● Given entries
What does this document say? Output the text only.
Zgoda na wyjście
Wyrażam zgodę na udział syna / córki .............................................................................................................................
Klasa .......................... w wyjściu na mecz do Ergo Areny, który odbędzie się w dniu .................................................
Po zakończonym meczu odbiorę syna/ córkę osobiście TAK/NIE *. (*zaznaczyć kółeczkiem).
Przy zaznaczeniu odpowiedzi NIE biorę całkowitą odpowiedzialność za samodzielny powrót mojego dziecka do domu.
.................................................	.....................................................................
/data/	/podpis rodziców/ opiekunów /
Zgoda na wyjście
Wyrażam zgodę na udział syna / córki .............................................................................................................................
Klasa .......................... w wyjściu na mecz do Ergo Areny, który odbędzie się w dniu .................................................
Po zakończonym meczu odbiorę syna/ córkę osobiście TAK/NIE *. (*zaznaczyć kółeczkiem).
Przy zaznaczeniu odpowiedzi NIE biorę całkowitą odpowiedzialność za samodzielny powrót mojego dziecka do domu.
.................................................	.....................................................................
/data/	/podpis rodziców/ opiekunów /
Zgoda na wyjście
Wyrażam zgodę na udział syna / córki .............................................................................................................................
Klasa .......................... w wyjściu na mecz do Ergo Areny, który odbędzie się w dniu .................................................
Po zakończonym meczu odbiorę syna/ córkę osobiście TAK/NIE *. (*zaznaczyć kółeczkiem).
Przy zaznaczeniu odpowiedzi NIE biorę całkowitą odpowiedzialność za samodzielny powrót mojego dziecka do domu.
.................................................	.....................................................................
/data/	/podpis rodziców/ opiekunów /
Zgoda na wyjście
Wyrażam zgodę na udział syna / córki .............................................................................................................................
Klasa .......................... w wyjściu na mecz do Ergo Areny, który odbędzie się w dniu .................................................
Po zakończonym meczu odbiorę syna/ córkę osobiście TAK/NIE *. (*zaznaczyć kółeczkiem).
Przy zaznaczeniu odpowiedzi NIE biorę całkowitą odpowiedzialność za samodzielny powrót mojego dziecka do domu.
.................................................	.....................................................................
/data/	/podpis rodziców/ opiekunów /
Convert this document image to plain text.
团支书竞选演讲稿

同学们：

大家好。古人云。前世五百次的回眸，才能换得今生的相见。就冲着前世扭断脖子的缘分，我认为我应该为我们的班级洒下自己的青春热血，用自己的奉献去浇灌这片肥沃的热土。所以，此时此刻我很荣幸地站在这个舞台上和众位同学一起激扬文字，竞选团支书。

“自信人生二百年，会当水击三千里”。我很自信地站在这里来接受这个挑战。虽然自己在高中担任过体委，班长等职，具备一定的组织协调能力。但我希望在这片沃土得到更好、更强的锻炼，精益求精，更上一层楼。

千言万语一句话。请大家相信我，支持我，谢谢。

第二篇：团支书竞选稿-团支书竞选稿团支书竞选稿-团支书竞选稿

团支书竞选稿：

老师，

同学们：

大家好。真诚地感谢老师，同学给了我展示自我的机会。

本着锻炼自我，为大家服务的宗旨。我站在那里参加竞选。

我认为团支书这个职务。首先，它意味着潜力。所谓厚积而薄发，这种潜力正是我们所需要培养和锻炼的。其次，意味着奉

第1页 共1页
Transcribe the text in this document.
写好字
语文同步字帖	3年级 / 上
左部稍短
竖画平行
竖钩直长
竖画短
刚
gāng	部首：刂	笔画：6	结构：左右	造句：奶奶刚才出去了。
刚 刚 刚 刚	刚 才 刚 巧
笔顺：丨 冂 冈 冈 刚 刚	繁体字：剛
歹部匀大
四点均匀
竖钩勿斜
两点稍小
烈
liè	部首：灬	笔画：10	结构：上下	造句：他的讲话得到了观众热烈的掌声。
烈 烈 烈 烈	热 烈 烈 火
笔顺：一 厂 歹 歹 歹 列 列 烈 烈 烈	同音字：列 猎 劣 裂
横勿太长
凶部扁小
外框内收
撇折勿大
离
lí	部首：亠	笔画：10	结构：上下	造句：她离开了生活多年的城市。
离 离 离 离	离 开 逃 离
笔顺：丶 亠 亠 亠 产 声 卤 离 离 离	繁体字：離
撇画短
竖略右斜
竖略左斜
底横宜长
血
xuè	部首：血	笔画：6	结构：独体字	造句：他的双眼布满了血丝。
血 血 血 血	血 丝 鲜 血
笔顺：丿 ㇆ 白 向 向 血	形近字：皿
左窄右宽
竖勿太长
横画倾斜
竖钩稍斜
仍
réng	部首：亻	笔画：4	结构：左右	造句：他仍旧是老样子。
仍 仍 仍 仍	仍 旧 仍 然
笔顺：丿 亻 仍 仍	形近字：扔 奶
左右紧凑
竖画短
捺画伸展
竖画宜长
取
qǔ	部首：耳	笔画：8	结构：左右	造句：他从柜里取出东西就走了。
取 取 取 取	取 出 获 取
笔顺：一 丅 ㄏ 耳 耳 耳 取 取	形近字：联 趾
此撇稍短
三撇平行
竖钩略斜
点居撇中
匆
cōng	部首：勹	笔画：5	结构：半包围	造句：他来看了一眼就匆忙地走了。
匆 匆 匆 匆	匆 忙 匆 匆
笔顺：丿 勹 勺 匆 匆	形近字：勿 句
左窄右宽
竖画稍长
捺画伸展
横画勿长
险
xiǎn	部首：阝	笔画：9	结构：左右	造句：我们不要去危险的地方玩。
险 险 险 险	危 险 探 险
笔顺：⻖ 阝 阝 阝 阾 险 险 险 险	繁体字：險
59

● Challenge
Using the listing above, retype each line exactly.

● Exercise solution
What does this document say? Output the text only.
Zgoda na wyjście
Wyrażam zgodę na udział syna / córki .............................................................................................................................
Klasa .......................... w wyjściu na mecz do Ergo Areny, który odbędzie się w dniu .................................................
Po zakończonym meczu odbiorę syna/ córkę osobiście TAK/NIE *. (*zaznaczyć kółeczkiem).
Przy zaznaczeniu odpowiedzi NIE biorę całkowitą odpowiedzialność za samodzielny powrót mojego dziecka do domu.
.................................................	.....................................................................
/data/	/podpis rodziców/ opiekunów /
Zgoda na wyjście
Wyrażam zgodę na udział syna / córki .............................................................................................................................
Klasa .......................... w wyjściu na mecz do Ergo Areny, który odbędzie się w dniu .................................................
Po zakończonym meczu odbiorę syna/ córkę osobiście TAK/NIE *. (*zaznaczyć kółeczkiem).
Przy zaznaczeniu odpowiedzi NIE biorę całkowitą odpowiedzialność za samodzielny powrót mojego dziecka do domu.
.................................................	.....................................................................
/data/	/podpis rodziców/ opiekunów /
Zgoda na wyjście
Wyrażam zgodę na udział syna / córki .............................................................................................................................
Klasa .......................... w wyjściu na mecz do Ergo Areny, który odbędzie się w dniu .................................................
Po zakończonym meczu odbiorę syna/ córkę osobiście TAK/NIE *. (*zaznaczyć kółeczkiem).
Przy zaznaczeniu odpowiedzi NIE biorę całkowitą odpowiedzialność za samodzielny powrót mojego dziecka do domu.
.................................................	.....................................................................
/data/	/podpis rodziców/ opiekunów /
Zgoda na wyjście
Wyrażam zgodę na udział syna / córki .............................................................................................................................
Klasa .......................... w wyjściu na mecz do Ergo Areny, który odbędzie się w dniu .................................................
Po zakończonym meczu odbiorę syna/ córkę osobiście TAK/NIE *. (*zaznaczyć kółeczkiem).
Przy zaznaczeniu odpowiedzi NIE biorę całkowitą odpowiedzialność za samodzielny powrót mojego dziecka do domu.
.................................................	.....................................................................
/data/	/podpis rodziców/ opiekunów /
Convert this document image to plain text.
团支书竞选演讲稿

同学们：

大家好。古人云。前世五百次的回眸，才能换得今生的相见。就冲着前世扭断脖子的缘分，我认为我应该为我们的班级洒下自己的青春热血，用自己的奉献去浇灌这片肥沃的热土。所以，此时此刻我很荣幸地站在这个舞台上和众位同学一起激扬文字，竞选团支书。

“自信人生二百年，会当水击三千里”。我很自信地站在这里来接受这个挑战。虽然自己在高中担任过体委，班长等职，具备一定的组织协调能力。但我希望在这片沃土得到更好、更强的锻炼，精益求精，更上一层楼。

千言万语一句话。请大家相信我，支持我，谢谢。

第二篇：团支书竞选稿-团支书竞选稿团支书竞选稿-团支书竞选稿

团支书竞选稿：

老师，

同学们：

大家好。真诚地感谢老师，同学给了我展示自我的机会。

本着锻炼自我，为大家服务的宗旨。我站在那里参加竞选。

我认为团支书这个职务。首先，它意味着潜力。所谓厚积而薄发，这种潜力正是我们所需要培养和锻炼的。其次，意味着奉

第1页 共1页
Transcribe the text in this document.
写好字
语文同步字帖	3年级 / 上
左部稍短
竖画平行
竖钩直长
竖画短
刚
gāng	部首：刂	笔画：6	结构：左右	造句：奶奶刚才出去了。
刚 刚 刚 刚	刚 才 刚 巧
笔顺：丨 冂 冈 冈 刚 刚	繁体字：剛
歹部匀大
四点均匀
竖钩勿斜
两点稍小
烈
liè	部首：灬	笔画：10	结构：上下	造句：他的讲话得到了观众热烈的掌声。
烈 烈 烈 烈	热 烈 烈 火
笔顺：一 厂 歹 歹 歹 列 列 烈 烈 烈	同音字：列 猎 劣 裂
横勿太长
凶部扁小
外框内收
撇折勿大
离
lí	部首：亠	笔画：10	结构：上下	造句：她离开了生活多年的城市。
离 离 离 离	离 开 逃 离
笔顺：丶 亠 亠 亠 产 声 卤 离 离 离	繁体字：離
撇画短
竖略右斜
竖略左斜
底横宜长
血
xuè	部首：血	笔画：6	结构：独体字	造句：他的双眼布满了血丝。
血 血 血 血	血 丝 鲜 血
笔顺：丿 ㇆ 白 向 向 血	形近字：皿
左窄右宽
竖勿太长
横画倾斜
竖钩稍斜
仍
réng	部首：亻	笔画：4	结构：左右	造句：他仍旧是老样子。
仍 仍 仍 仍	仍 旧 仍 然
笔顺：丿 亻 仍 仍	形近字：扔 奶
左右紧凑
竖画短
捺画伸展
竖画宜长
取
qǔ	部首：耳	笔画：8	结构：左右	造句：他从柜里取出东西就走了。
取 取 取 取	取 出 获 取
笔顺：一 丅 ㄏ 耳 耳 耳 取 取	形近字：联 趾
此撇稍短
三撇平行
竖钩略斜
点居撇中
匆
cōng	部首：勹	笔画：5	结构：半包围	造句：他来看了一眼就匆忙地走了。
匆 匆 匆 匆	匆 忙 匆 匆
笔顺：丿 勹 勺 匆 匆	形近字：勿 句
左窄右宽
竖画稍长
捺画伸展
横画勿长
险
xiǎn	部首：阝	笔画：9	结构：左右	造句：我们不要去危险的地方玩。
险 险 险 险	危 险 探 险
笔顺：⻖ 阝 阝 阝 阾 险 险 险 险	繁体字：險
59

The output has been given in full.